= Problem description =
Can you reproduce the data beneath, keeping every line exact?

================================

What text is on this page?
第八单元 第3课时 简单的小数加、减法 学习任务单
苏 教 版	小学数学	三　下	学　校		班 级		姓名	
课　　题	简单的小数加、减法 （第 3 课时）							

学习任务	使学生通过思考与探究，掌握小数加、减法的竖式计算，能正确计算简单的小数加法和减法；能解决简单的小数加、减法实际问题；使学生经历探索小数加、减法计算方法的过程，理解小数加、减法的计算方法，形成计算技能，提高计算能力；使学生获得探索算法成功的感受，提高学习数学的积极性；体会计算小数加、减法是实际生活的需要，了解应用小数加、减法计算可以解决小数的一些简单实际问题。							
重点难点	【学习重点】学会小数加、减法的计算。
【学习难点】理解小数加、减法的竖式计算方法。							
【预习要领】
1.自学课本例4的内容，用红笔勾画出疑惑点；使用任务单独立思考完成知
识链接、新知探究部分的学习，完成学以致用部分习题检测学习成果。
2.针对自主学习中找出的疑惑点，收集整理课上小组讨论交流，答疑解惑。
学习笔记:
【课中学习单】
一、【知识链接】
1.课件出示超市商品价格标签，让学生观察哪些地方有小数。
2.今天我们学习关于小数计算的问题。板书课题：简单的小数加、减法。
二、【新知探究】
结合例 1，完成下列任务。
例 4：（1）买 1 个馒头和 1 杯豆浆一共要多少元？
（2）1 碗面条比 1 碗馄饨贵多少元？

================================

= Final answer =
What text is on this page?
第八单元 第3课时 简单的小数加、减法 学习任务单
苏 教 版	小学数学	三　下	学　校		班 级		姓名	
课　　题	简单的小数加、减法 （第 3 课时）							

学习任务	使学生通过思考与探究，掌握小数加、减法的竖式计算，能正确计算简单的小数加法和减法；能解决简单的小数加、减法实际问题；使学生经历探索小数加、减法计算方法的过程，理解小数加、减法的计算方法，形成计算技能，提高计算能力；使学生获得探索算法成功的感受，提高学习数学的积极性；体会计算小数加、减法是实际生活的需要，了解应用小数加、减法计算可以解决小数的一些简单实际问题。							
重点难点	【学习重点】学会小数加、减法的计算。
【学习难点】理解小数加、减法的竖式计算方法。							
【预习要领】
1.自学课本例4的内容，用红笔勾画出疑惑点；使用任务单独立思考完成知
识链接、新知探究部分的学习，完成学以致用部分习题检测学习成果。
2.针对自主学习中找出的疑惑点，收集整理课上小组讨论交流，答疑解惑。
学习笔记:
【课中学习单】
一、【知识链接】
1.课件出示超市商品价格标签，让学生观察哪些地方有小数。
2.今天我们学习关于小数计算的问题。板书课题：简单的小数加、减法。
二、【新知探究】
结合例 1，完成下列任务。
例 4：（1）买 1 个馒头和 1 杯豆浆一共要多少元？
（2）1 碗面条比 1 碗馄饨贵多少元？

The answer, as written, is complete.